> [Your objective] Restate all of the data exactly.

.....

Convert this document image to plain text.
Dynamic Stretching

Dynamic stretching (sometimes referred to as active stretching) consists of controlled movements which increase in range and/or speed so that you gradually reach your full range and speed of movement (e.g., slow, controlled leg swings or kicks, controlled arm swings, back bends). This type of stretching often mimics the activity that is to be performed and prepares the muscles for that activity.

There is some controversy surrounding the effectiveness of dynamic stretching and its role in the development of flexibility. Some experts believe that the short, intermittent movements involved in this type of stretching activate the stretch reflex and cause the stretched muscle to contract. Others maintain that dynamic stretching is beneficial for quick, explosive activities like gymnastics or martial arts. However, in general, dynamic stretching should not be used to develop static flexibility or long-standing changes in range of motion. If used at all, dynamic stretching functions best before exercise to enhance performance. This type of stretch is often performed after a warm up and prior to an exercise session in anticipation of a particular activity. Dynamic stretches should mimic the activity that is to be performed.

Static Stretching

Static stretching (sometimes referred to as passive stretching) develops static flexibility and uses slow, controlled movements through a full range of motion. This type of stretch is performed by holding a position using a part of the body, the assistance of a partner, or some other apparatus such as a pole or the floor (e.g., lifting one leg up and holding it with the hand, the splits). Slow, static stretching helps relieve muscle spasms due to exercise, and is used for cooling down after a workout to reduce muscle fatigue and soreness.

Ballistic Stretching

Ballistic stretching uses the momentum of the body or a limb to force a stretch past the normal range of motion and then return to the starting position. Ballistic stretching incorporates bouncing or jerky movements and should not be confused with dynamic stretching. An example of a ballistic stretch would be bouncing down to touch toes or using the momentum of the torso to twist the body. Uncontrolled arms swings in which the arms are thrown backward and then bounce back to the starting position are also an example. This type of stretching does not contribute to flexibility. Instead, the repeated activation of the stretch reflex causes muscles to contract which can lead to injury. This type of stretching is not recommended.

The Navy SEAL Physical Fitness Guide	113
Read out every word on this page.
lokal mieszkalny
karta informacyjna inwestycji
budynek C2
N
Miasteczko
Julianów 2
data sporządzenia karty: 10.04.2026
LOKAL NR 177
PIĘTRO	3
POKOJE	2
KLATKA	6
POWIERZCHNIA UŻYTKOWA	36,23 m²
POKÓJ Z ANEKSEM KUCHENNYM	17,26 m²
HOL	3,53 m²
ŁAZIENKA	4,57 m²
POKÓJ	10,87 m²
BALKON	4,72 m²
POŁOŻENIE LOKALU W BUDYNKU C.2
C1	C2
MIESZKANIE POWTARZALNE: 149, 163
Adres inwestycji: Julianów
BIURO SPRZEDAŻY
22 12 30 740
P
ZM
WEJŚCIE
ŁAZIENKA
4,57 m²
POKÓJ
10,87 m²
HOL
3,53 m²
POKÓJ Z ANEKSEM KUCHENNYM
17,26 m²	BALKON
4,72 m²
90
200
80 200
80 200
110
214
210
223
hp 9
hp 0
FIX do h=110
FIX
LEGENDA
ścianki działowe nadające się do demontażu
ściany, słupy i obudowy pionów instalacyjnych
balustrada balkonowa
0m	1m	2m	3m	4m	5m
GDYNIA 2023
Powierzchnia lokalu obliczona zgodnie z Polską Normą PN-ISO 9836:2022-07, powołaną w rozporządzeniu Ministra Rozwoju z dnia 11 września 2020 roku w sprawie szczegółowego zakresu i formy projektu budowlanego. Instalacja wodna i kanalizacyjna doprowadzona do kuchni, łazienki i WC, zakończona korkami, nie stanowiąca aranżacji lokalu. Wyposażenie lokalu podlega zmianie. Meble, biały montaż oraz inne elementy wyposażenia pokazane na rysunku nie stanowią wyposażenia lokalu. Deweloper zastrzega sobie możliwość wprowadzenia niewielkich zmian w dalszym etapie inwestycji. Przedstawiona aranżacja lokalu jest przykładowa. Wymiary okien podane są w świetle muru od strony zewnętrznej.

.....

> [Finished exercise]
Convert this document image to plain text.
Dynamic Stretching

Dynamic stretching (sometimes referred to as active stretching) consists of controlled movements which increase in range and/or speed so that you gradually reach your full range and speed of movement (e.g., slow, controlled leg swings or kicks, controlled arm swings, back bends). This type of stretching often mimics the activity that is to be performed and prepares the muscles for that activity.

There is some controversy surrounding the effectiveness of dynamic stretching and its role in the development of flexibility. Some experts believe that the short, intermittent movements involved in this type of stretching activate the stretch reflex and cause the stretched muscle to contract. Others maintain that dynamic stretching is beneficial for quick, explosive activities like gymnastics or martial arts. However, in general, dynamic stretching should not be used to develop static flexibility or long-standing changes in range of motion. If used at all, dynamic stretching functions best before exercise to enhance performance. This type of stretch is often performed after a warm up and prior to an exercise session in anticipation of a particular activity. Dynamic stretches should mimic the activity that is to be performed.

Static Stretching

Static stretching (sometimes referred to as passive stretching) develops static flexibility and uses slow, controlled movements through a full range of motion. This type of stretch is performed by holding a position using a part of the body, the assistance of a partner, or some other apparatus such as a pole or the floor (e.g., lifting one leg up and holding it with the hand, the splits). Slow, static stretching helps relieve muscle spasms due to exercise, and is used for cooling down after a workout to reduce muscle fatigue and soreness.

Ballistic Stretching

Ballistic stretching uses the momentum of the body or a limb to force a stretch past the normal range of motion and then return to the starting position. Ballistic stretching incorporates bouncing or jerky movements and should not be confused with dynamic stretching. An example of a ballistic stretch would be bouncing down to touch toes or using the momentum of the torso to twist the body. Uncontrolled arms swings in which the arms are thrown backward and then bounce back to the starting position are also an example. This type of stretching does not contribute to flexibility. Instead, the repeated activation of the stretch reflex causes muscles to contract which can lead to injury. This type of stretching is not recommended.

The Navy SEAL Physical Fitness Guide	113
Read out every word on this page.
lokal mieszkalny
karta informacyjna inwestycji
budynek C2
N
Miasteczko
Julianów 2
data sporządzenia karty: 10.04.2026
LOKAL NR 177
PIĘTRO	3
POKOJE	2
KLATKA	6
POWIERZCHNIA UŻYTKOWA	36,23 m²
POKÓJ Z ANEKSEM KUCHENNYM	17,26 m²
HOL	3,53 m²
ŁAZIENKA	4,57 m²
POKÓJ	10,87 m²
BALKON	4,72 m²
POŁOŻENIE LOKALU W BUDYNKU C.2
C1	C2
MIESZKANIE POWTARZALNE: 149, 163
Adres inwestycji: Julianów
BIURO SPRZEDAŻY
22 12 30 740
P
ZM
WEJŚCIE
ŁAZIENKA
4,57 m²
POKÓJ
10,87 m²
HOL
3,53 m²
POKÓJ Z ANEKSEM KUCHENNYM
17,26 m²	BALKON
4,72 m²
90
200
80 200
80 200
110
214
210
223
hp 9
hp 0
FIX do h=110
FIX
LEGENDA
ścianki działowe nadające się do demontażu
ściany, słupy i obudowy pionów instalacyjnych
balustrada balkonowa
0m	1m	2m	3m	4m	5m
GDYNIA 2023
Powierzchnia lokalu obliczona zgodnie z Polską Normą PN-ISO 9836:2022-07, powołaną w rozporządzeniu Ministra Rozwoju z dnia 11 września 2020 roku w sprawie szczegółowego zakresu i formy projektu budowlanego. Instalacja wodna i kanalizacyjna doprowadzona do kuchni, łazienki i WC, zakończona korkami, nie stanowiąca aranżacji lokalu. Wyposażenie lokalu podlega zmianie. Meble, biały montaż oraz inne elementy wyposażenia pokazane na rysunku nie stanowią wyposażenia lokalu. Deweloper zastrzega sobie możliwość wprowadzenia niewielkich zmian w dalszym etapie inwestycji. Przedstawiona aranżacja lokalu jest przykładowa. Wymiary okien podane są w świetle muru od strony zewnętrznej.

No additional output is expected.